*** RECORD SET

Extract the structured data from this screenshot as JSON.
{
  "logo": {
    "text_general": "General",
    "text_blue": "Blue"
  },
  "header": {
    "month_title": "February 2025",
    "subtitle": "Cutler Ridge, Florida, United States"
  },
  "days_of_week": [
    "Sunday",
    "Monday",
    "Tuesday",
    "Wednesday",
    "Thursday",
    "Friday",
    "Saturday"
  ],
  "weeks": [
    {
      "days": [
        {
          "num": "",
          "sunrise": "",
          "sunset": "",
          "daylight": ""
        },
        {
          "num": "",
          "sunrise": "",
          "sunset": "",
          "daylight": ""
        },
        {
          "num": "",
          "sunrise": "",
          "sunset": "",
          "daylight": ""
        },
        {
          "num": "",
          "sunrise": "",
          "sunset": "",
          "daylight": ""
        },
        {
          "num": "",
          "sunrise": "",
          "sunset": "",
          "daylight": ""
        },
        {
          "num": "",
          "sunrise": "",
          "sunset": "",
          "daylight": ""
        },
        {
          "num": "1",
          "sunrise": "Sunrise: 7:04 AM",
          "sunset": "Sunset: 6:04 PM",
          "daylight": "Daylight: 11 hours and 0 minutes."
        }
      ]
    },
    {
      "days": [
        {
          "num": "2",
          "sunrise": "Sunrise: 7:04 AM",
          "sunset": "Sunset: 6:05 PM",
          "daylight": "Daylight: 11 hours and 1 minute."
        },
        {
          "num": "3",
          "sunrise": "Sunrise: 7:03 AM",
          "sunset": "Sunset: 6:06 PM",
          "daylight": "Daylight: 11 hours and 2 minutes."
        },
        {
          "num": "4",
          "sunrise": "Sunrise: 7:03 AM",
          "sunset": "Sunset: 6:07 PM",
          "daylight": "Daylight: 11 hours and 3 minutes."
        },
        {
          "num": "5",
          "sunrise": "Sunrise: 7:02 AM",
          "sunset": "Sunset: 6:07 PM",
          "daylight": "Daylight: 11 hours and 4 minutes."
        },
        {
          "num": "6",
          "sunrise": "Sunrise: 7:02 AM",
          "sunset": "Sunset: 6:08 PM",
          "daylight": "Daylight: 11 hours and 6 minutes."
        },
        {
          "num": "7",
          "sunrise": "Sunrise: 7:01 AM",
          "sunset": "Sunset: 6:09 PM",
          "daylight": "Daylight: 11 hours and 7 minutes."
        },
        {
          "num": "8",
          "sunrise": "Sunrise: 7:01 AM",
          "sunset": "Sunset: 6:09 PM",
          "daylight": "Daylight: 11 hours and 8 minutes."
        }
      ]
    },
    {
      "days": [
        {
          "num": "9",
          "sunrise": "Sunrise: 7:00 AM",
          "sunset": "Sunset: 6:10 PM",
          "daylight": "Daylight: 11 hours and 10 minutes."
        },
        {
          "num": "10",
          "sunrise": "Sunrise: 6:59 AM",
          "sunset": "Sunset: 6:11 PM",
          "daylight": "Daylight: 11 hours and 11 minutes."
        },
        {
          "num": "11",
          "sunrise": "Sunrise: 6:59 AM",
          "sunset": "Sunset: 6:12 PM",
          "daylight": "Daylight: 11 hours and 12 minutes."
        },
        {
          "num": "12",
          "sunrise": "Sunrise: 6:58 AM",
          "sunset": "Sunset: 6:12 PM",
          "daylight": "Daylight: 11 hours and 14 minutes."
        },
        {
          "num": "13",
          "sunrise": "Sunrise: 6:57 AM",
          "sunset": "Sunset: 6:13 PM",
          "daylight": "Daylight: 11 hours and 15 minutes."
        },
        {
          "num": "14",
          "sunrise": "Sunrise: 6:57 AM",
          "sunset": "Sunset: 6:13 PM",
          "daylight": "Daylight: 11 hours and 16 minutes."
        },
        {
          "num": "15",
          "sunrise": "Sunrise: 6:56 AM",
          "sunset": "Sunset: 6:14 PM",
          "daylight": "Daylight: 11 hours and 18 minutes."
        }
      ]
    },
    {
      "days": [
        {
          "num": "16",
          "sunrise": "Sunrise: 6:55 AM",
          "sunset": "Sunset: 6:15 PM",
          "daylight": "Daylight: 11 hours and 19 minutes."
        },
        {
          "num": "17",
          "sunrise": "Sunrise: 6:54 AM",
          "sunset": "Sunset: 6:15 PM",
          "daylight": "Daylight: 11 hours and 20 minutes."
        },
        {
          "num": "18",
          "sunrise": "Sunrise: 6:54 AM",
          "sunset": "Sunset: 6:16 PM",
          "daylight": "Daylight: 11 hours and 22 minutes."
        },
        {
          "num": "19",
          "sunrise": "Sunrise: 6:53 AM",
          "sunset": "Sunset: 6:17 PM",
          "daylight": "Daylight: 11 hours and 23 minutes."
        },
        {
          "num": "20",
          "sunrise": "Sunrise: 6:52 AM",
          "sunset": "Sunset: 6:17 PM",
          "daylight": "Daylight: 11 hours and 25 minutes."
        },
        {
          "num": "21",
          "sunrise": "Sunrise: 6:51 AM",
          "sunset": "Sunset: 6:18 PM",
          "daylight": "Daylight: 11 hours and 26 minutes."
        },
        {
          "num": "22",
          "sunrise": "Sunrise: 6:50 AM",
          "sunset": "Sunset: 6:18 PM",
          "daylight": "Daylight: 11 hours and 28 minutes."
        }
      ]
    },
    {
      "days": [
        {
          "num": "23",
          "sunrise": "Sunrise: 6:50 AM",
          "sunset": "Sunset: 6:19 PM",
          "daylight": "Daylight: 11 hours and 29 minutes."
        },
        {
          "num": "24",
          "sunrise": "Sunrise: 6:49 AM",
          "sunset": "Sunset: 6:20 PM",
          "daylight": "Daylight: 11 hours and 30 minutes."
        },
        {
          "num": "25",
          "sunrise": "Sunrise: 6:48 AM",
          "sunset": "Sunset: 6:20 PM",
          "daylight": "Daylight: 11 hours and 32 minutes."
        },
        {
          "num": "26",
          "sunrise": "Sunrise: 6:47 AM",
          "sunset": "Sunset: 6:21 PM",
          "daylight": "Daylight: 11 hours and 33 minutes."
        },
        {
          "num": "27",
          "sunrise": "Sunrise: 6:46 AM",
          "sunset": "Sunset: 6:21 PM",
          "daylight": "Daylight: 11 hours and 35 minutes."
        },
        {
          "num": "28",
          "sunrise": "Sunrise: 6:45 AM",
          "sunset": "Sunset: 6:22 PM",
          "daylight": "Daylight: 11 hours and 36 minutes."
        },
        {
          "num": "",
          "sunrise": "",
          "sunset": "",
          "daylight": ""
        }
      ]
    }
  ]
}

******

■ EXERCISE BRIEF:
Return every entry verbatim.

■ FINISHED ANSWER:
Extract the structured data from this screenshot as JSON.
{
  "logo": {
    "text_general": "General",
    "text_blue": "Blue"
  },
  "header": {
    "month_title": "February 2025",
    "subtitle": "Cutler Ridge, Florida, United States"
  },
  "days_of_week": [
    "Sunday",
    "Monday",
    "Tuesday",
    "Wednesday",
    "Thursday",
    "Friday",
    "Saturday"
  ],
  "weeks": [
    {
      "days": [
        {
          "num": "",
          "sunrise": "",
          "sunset": "",
          "daylight": ""
        },
        {
          "num": "",
          "sunrise": "",
          "sunset": "",
          "daylight": ""
        },
        {
          "num": "",
          "sunrise": "",
          "sunset": "",
          "daylight": ""
        },
        {
          "num": "",
          "sunrise": "",
          "sunset": "",
          "daylight": ""
        },
        {
          "num": "",
          "sunrise": "",
          "sunset": "",
          "daylight": ""
        },
        {
          "num": "",
          "sunrise": "",
          "sunset": "",
          "daylight": ""
        },
        {
          "num": "1",
          "sunrise": "Sunrise: 7:04 AM",
          "sunset": "Sunset: 6:04 PM",
          "daylight": "Daylight: 11 hours and 0 minutes."
        }
      ]
    },
    {
      "days": [
        {
          "num": "2",
          "sunrise": "Sunrise: 7:04 AM",
          "sunset": "Sunset: 6:05 PM",
          "daylight": "Daylight: 11 hours and 1 minute."
        },
        {
          "num": "3",
          "sunrise": "Sunrise: 7:03 AM",
          "sunset": "Sunset: 6:06 PM",
          "daylight": "Daylight: 11 hours and 2 minutes."
        },
        {
          "num": "4",
          "sunrise": "Sunrise: 7:03 AM",
          "sunset": "Sunset: 6:07 PM",
          "daylight": "Daylight: 11 hours and 3 minutes."
        },
        {
          "num": "5",
          "sunrise": "Sunrise: 7:02 AM",
          "sunset": "Sunset: 6:07 PM",
          "daylight": "Daylight: 11 hours and 4 minutes."
        },
        {
          "num": "6",
          "sunrise": "Sunrise: 7:02 AM",
          "sunset": "Sunset: 6:08 PM",
          "daylight": "Daylight: 11 hours and 6 minutes."
        },
        {
          "num": "7",
          "sunrise": "Sunrise: 7:01 AM",
          "sunset": "Sunset: 6:09 PM",
          "daylight": "Daylight: 11 hours and 7 minutes."
        },
        {
          "num": "8",
          "sunrise": "Sunrise: 7:01 AM",
          "sunset": "Sunset: 6:09 PM",
          "daylight": "Daylight: 11 hours and 8 minutes."
        }
      ]
    },
    {
      "days": [
        {
          "num": "9",
          "sunrise": "Sunrise: 7:00 AM",
          "sunset": "Sunset: 6:10 PM",
          "daylight": "Daylight: 11 hours and 10 minutes."
        },
        {
          "num": "10",
          "sunrise": "Sunrise: 6:59 AM",
          "sunset": "Sunset: 6:11 PM",
          "daylight": "Daylight: 11 hours and 11 minutes."
        },
        {
          "num": "11",
          "sunrise": "Sunrise: 6:59 AM",
          "sunset": "Sunset: 6:12 PM",
          "daylight": "Daylight: 11 hours and 12 minutes."
        },
        {
          "num": "12",
          "sunrise": "Sunrise: 6:58 AM",
          "sunset": "Sunset: 6:12 PM",
          "daylight": "Daylight: 11 hours and 14 minutes."
        },
        {
          "num": "13",
          "sunrise": "Sunrise: 6:57 AM",
          "sunset": "Sunset: 6:13 PM",
          "daylight": "Daylight: 11 hours and 15 minutes."
        },
        {
          "num": "14",
          "sunrise": "Sunrise: 6:57 AM",
          "sunset": "Sunset: 6:13 PM",
          "daylight": "Daylight: 11 hours and 16 minutes."
        },
        {
          "num": "15",
          "sunrise": "Sunrise: 6:56 AM",
          "sunset": "Sunset: 6:14 PM",
          "daylight": "Daylight: 11 hours and 18 minutes."
        }
      ]
    },
    {
      "days": [
        {
          "num": "16",
          "sunrise": "Sunrise: 6:55 AM",
          "sunset": "Sunset: 6:15 PM",
          "daylight": "Daylight: 11 hours and 19 minutes."
        },
        {
          "num": "17",
          "sunrise": "Sunrise: 6:54 AM",
          "sunset": "Sunset: 6:15 PM",
          "daylight": "Daylight: 11 hours and 20 minutes."
        },
        {
          "num": "18",
          "sunrise": "Sunrise: 6:54 AM",
          "sunset": "Sunset: 6:16 PM",
          "daylight": "Daylight: 11 hours and 22 minutes."
        },
        {
          "num": "19",
          "sunrise": "Sunrise: 6:53 AM",
          "sunset": "Sunset: 6:17 PM",
          "daylight": "Daylight: 11 hours and 23 minutes."
        },
        {
          "num": "20",
          "sunrise": "Sunrise: 6:52 AM",
          "sunset": "Sunset: 6:17 PM",
          "daylight": "Daylight: 11 hours and 25 minutes."
        },
        {
          "num": "21",
          "sunrise": "Sunrise: 6:51 AM",
          "sunset": "Sunset: 6:18 PM",
          "daylight": "Daylight: 11 hours and 26 minutes."
        },
        {
          "num": "22",
          "sunrise": "Sunrise: 6:50 AM",
          "sunset": "Sunset: 6:18 PM",
          "daylight": "Daylight: 11 hours and 28 minutes."
        }
      ]
    },
    {
      "days": [
        {
          "num": "23",
          "sunrise": "Sunrise: 6:50 AM",
          "sunset": "Sunset: 6:19 PM",
          "daylight": "Daylight: 11 hours and 29 minutes."
        },
        {
          "num": "24",
          "sunrise": "Sunrise: 6:49 AM",
          "sunset": "Sunset: 6:20 PM",
          "daylight": "Daylight: 11 hours and 30 minutes."
        },
        {
          "num": "25",
          "sunrise": "Sunrise: 6:48 AM",
          "sunset": "Sunset: 6:20 PM",
          "daylight": "Daylight: 11 hours and 32 minutes."
        },
        {
          "num": "26",
          "sunrise": "Sunrise: 6:47 AM",
          "sunset": "Sunset: 6:21 PM",
          "daylight": "Daylight: 11 hours and 33 minutes."
        },
        {
          "num": "27",
          "sunrise": "Sunrise: 6:46 AM",
          "sunset": "Sunset: 6:21 PM",
          "daylight": "Daylight: 11 hours and 35 minutes."
        },
        {
          "num": "28",
          "sunrise": "Sunrise: 6:45 AM",
          "sunset": "Sunset: 6:22 PM",
          "daylight": "Daylight: 11 hours and 36 minutes."
        },
        {
          "num": "",
          "sunrise": "",
          "sunset": "",
          "daylight": ""
        }
      ]
    }
  ]
}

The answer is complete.